* _What is required_
Note each line of the listing that contains the string "Output", and copy it.

(Chart and figure data)
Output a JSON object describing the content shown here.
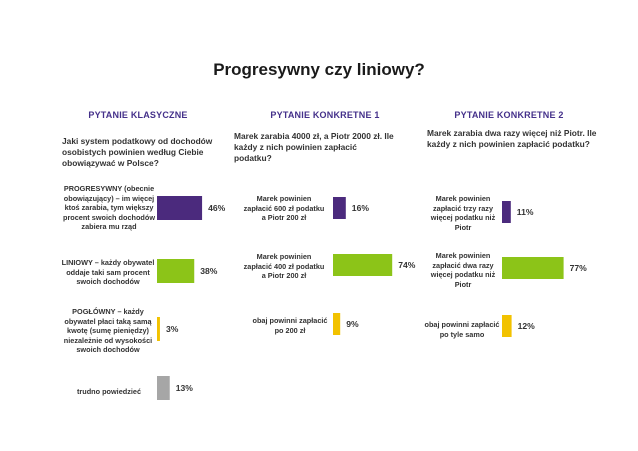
{
  "title": "Progresywny czy liniowy?",
  "colors": {
    "purple": "#4b2a7d",
    "green": "#8cc418",
    "yellow": "#f2c200",
    "gray": "#a6a6a6",
    "header": "#44308a"
  },
  "chart_data": [
    {
      "type": "bar",
      "header": "PYTANIE KLASYCZNE",
      "question": "Jaki system podatkowy od dochodów osobistych powinien według Ciebie obowiązywać w Polsce?",
      "categories": [
        "PROGRESYWNY (obecnie obowiązujący) – im więcej ktoś zarabia, tym większy procent swoich dochodów zabiera mu rząd",
        "LINIOWY – każdy obywatel oddaje taki sam procent swoich dochodów",
        "POGŁÓWNY – każdy obywatel płaci taką samą kwotę (sumę pieniędzy) niezależnie od wysokości swoich dochodów",
        "trudno powiedzieć"
      ],
      "values": [
        46,
        38,
        3,
        13
      ],
      "value_labels": [
        "46%",
        "38%",
        "3%",
        "13%"
      ],
      "bar_colors": [
        "#4b2a7d",
        "#8cc418",
        "#f2c200",
        "#a6a6a6"
      ]
    },
    {
      "type": "bar",
      "header": "PYTANIE KONKRETNE 1",
      "question": "Marek zarabia 4000 zł, a Piotr 2000 zł. Ile każdy z nich powinien zapłacić podatku?",
      "categories": [
        "Marek powinien zapłacić 600 zł podatku a Piotr 200 zł",
        "Marek powinien zapłacić 400 zł podatku a Piotr 200 zł",
        "obaj powinni zapłacić po 200 zł"
      ],
      "values": [
        16,
        74,
        9
      ],
      "value_labels": [
        "16%",
        "74%",
        "9%"
      ],
      "bar_colors": [
        "#4b2a7d",
        "#8cc418",
        "#f2c200"
      ]
    },
    {
      "type": "bar",
      "header": "PYTANIE KONKRETNE 2",
      "question": "Marek zarabia dwa razy więcej niż Piotr. Ile każdy z nich powinien zapłacić podatku?",
      "categories": [
        "Marek powinien zapłacić trzy razy więcej podatku niż Piotr",
        "Marek powinien zapłacić dwa razy więcej podatku niż Piotr",
        "obaj powinni zapłacić po tyle samo"
      ],
      "values": [
        11,
        77,
        12
      ],
      "value_labels": [
        "11%",
        "77%",
        "12%"
      ],
      "bar_colors": [
        "#4b2a7d",
        "#8cc418",
        "#f2c200"
      ]
    }
  ]
}
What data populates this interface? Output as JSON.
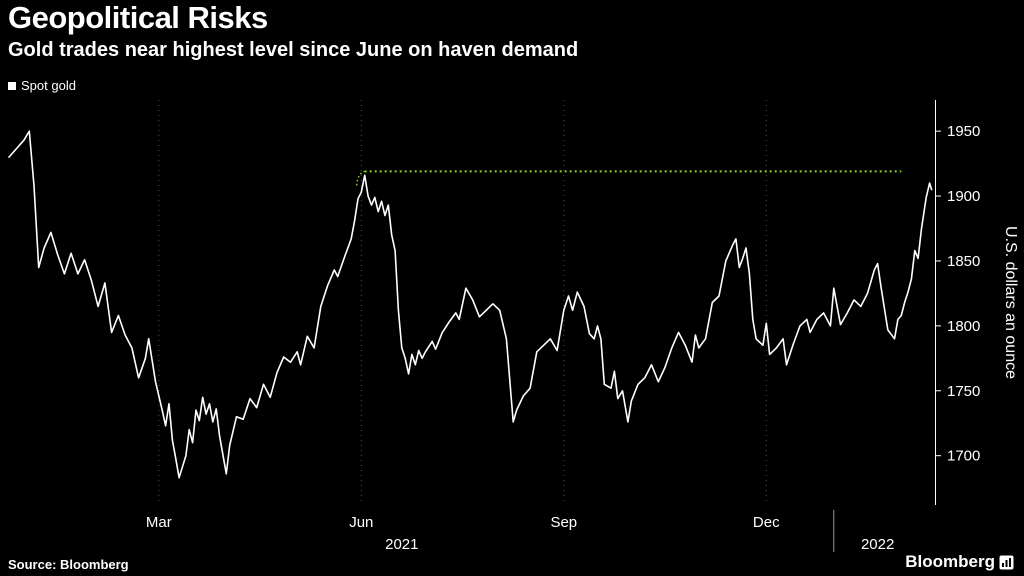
{
  "header": {
    "title": "Geopolitical Risks",
    "subtitle": "Gold trades near highest level since June on haven demand"
  },
  "legend": {
    "label": "Spot gold",
    "marker_color": "#ffffff"
  },
  "footer": {
    "source": "Source: Bloomberg",
    "brand": "Bloomberg"
  },
  "colors": {
    "background": "#000000",
    "line": "#ffffff",
    "accent_green": "#8bd125",
    "gridline": "#4d4d4d"
  },
  "chart_data": {
    "type": "line",
    "title": "Geopolitical Risks",
    "subtitle": "Gold trades near highest level since June on haven demand",
    "legend_position": "top-left",
    "grid": "vertical-dotted",
    "x_axis": {
      "unit": "months since Jan 2021",
      "range": [
        -0.25,
        13.5
      ],
      "gridlines": [
        {
          "pos": 2,
          "label": "Mar"
        },
        {
          "pos": 5,
          "label": "Jun"
        },
        {
          "pos": 8,
          "label": "Sep"
        },
        {
          "pos": 11,
          "label": "Dec"
        }
      ],
      "year_labels": [
        {
          "pos": 5.6,
          "label": "2021"
        },
        {
          "pos": 12.65,
          "label": "2022"
        }
      ],
      "year_divider_pos": 12
    },
    "y_axis": {
      "label": "U.S. dollars an ounce",
      "range": [
        1662,
        1974
      ],
      "ticks": [
        1700,
        1750,
        1800,
        1850,
        1900,
        1950
      ],
      "side": "right"
    },
    "annotation": {
      "type": "dotted_horizontal_line",
      "description": "highest level since June reference line",
      "color": "#8bd125",
      "value": 1919,
      "x_start": 5.05,
      "x_end": 13.0
    },
    "series": [
      {
        "name": "Spot gold",
        "color": "#ffffff",
        "points": [
          [
            -0.22,
            1930
          ],
          [
            0.0,
            1943
          ],
          [
            0.08,
            1950
          ],
          [
            0.15,
            1908
          ],
          [
            0.22,
            1845
          ],
          [
            0.3,
            1860
          ],
          [
            0.4,
            1872
          ],
          [
            0.5,
            1855
          ],
          [
            0.6,
            1840
          ],
          [
            0.7,
            1856
          ],
          [
            0.8,
            1840
          ],
          [
            0.9,
            1851
          ],
          [
            1.0,
            1835
          ],
          [
            1.1,
            1815
          ],
          [
            1.2,
            1833
          ],
          [
            1.3,
            1795
          ],
          [
            1.4,
            1808
          ],
          [
            1.5,
            1793
          ],
          [
            1.6,
            1783
          ],
          [
            1.7,
            1760
          ],
          [
            1.8,
            1775
          ],
          [
            1.85,
            1790
          ],
          [
            1.95,
            1757
          ],
          [
            2.05,
            1735
          ],
          [
            2.1,
            1723
          ],
          [
            2.15,
            1740
          ],
          [
            2.2,
            1712
          ],
          [
            2.25,
            1698
          ],
          [
            2.3,
            1683
          ],
          [
            2.4,
            1700
          ],
          [
            2.45,
            1720
          ],
          [
            2.5,
            1710
          ],
          [
            2.55,
            1735
          ],
          [
            2.6,
            1727
          ],
          [
            2.65,
            1745
          ],
          [
            2.7,
            1732
          ],
          [
            2.75,
            1740
          ],
          [
            2.8,
            1726
          ],
          [
            2.85,
            1736
          ],
          [
            2.9,
            1715
          ],
          [
            3.0,
            1686
          ],
          [
            3.05,
            1708
          ],
          [
            3.15,
            1730
          ],
          [
            3.25,
            1728
          ],
          [
            3.35,
            1744
          ],
          [
            3.45,
            1737
          ],
          [
            3.55,
            1755
          ],
          [
            3.65,
            1745
          ],
          [
            3.75,
            1764
          ],
          [
            3.85,
            1776
          ],
          [
            3.95,
            1772
          ],
          [
            4.05,
            1780
          ],
          [
            4.1,
            1770
          ],
          [
            4.2,
            1792
          ],
          [
            4.3,
            1783
          ],
          [
            4.4,
            1815
          ],
          [
            4.5,
            1831
          ],
          [
            4.6,
            1843
          ],
          [
            4.65,
            1838
          ],
          [
            4.75,
            1853
          ],
          [
            4.85,
            1867
          ],
          [
            4.9,
            1881
          ],
          [
            4.95,
            1898
          ],
          [
            5.0,
            1903
          ],
          [
            5.05,
            1916
          ],
          [
            5.1,
            1900
          ],
          [
            5.15,
            1893
          ],
          [
            5.2,
            1899
          ],
          [
            5.25,
            1888
          ],
          [
            5.3,
            1896
          ],
          [
            5.35,
            1885
          ],
          [
            5.4,
            1893
          ],
          [
            5.45,
            1870
          ],
          [
            5.5,
            1858
          ],
          [
            5.55,
            1812
          ],
          [
            5.6,
            1783
          ],
          [
            5.65,
            1775
          ],
          [
            5.7,
            1763
          ],
          [
            5.75,
            1778
          ],
          [
            5.8,
            1770
          ],
          [
            5.85,
            1781
          ],
          [
            5.9,
            1775
          ],
          [
            5.95,
            1780
          ],
          [
            6.05,
            1788
          ],
          [
            6.1,
            1782
          ],
          [
            6.2,
            1795
          ],
          [
            6.3,
            1803
          ],
          [
            6.4,
            1810
          ],
          [
            6.45,
            1805
          ],
          [
            6.55,
            1829
          ],
          [
            6.65,
            1820
          ],
          [
            6.75,
            1807
          ],
          [
            6.85,
            1812
          ],
          [
            6.95,
            1817
          ],
          [
            7.05,
            1812
          ],
          [
            7.15,
            1790
          ],
          [
            7.25,
            1726
          ],
          [
            7.3,
            1735
          ],
          [
            7.4,
            1746
          ],
          [
            7.5,
            1752
          ],
          [
            7.6,
            1780
          ],
          [
            7.7,
            1785
          ],
          [
            7.8,
            1790
          ],
          [
            7.9,
            1781
          ],
          [
            8.0,
            1812
          ],
          [
            8.07,
            1823
          ],
          [
            8.13,
            1812
          ],
          [
            8.2,
            1826
          ],
          [
            8.3,
            1815
          ],
          [
            8.38,
            1794
          ],
          [
            8.45,
            1790
          ],
          [
            8.5,
            1800
          ],
          [
            8.55,
            1790
          ],
          [
            8.6,
            1755
          ],
          [
            8.7,
            1752
          ],
          [
            8.75,
            1765
          ],
          [
            8.8,
            1744
          ],
          [
            8.87,
            1750
          ],
          [
            8.95,
            1726
          ],
          [
            9.0,
            1742
          ],
          [
            9.1,
            1755
          ],
          [
            9.2,
            1760
          ],
          [
            9.3,
            1770
          ],
          [
            9.4,
            1757
          ],
          [
            9.5,
            1768
          ],
          [
            9.6,
            1783
          ],
          [
            9.7,
            1795
          ],
          [
            9.8,
            1785
          ],
          [
            9.9,
            1772
          ],
          [
            9.95,
            1793
          ],
          [
            10.0,
            1783
          ],
          [
            10.1,
            1790
          ],
          [
            10.2,
            1818
          ],
          [
            10.3,
            1823
          ],
          [
            10.4,
            1850
          ],
          [
            10.5,
            1862
          ],
          [
            10.55,
            1867
          ],
          [
            10.6,
            1845
          ],
          [
            10.65,
            1852
          ],
          [
            10.7,
            1860
          ],
          [
            10.75,
            1840
          ],
          [
            10.8,
            1805
          ],
          [
            10.85,
            1790
          ],
          [
            10.95,
            1785
          ],
          [
            11.0,
            1802
          ],
          [
            11.05,
            1778
          ],
          [
            11.15,
            1783
          ],
          [
            11.25,
            1790
          ],
          [
            11.3,
            1770
          ],
          [
            11.4,
            1786
          ],
          [
            11.5,
            1800
          ],
          [
            11.6,
            1805
          ],
          [
            11.65,
            1795
          ],
          [
            11.75,
            1805
          ],
          [
            11.85,
            1810
          ],
          [
            11.95,
            1800
          ],
          [
            12.0,
            1829
          ],
          [
            12.05,
            1815
          ],
          [
            12.1,
            1801
          ],
          [
            12.2,
            1810
          ],
          [
            12.3,
            1820
          ],
          [
            12.4,
            1815
          ],
          [
            12.5,
            1825
          ],
          [
            12.6,
            1843
          ],
          [
            12.65,
            1848
          ],
          [
            12.7,
            1830
          ],
          [
            12.8,
            1797
          ],
          [
            12.9,
            1790
          ],
          [
            12.95,
            1805
          ],
          [
            13.0,
            1808
          ],
          [
            13.05,
            1818
          ],
          [
            13.1,
            1826
          ],
          [
            13.15,
            1836
          ],
          [
            13.2,
            1858
          ],
          [
            13.25,
            1852
          ],
          [
            13.3,
            1875
          ],
          [
            13.37,
            1899
          ],
          [
            13.42,
            1910
          ],
          [
            13.45,
            1905
          ]
        ]
      }
    ]
  }
}
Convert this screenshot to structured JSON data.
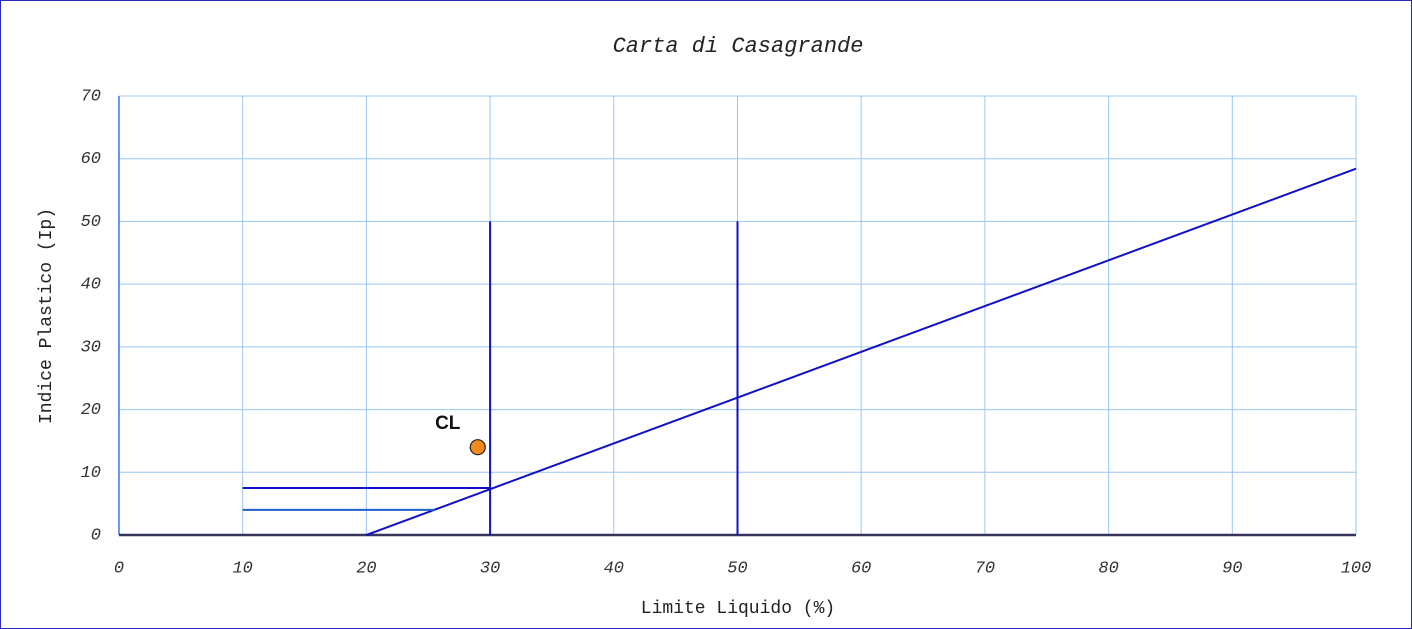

* _Answer to the exercise_
Output a JSON object describing the content shown here.
What data populates this interface? Output as JSON.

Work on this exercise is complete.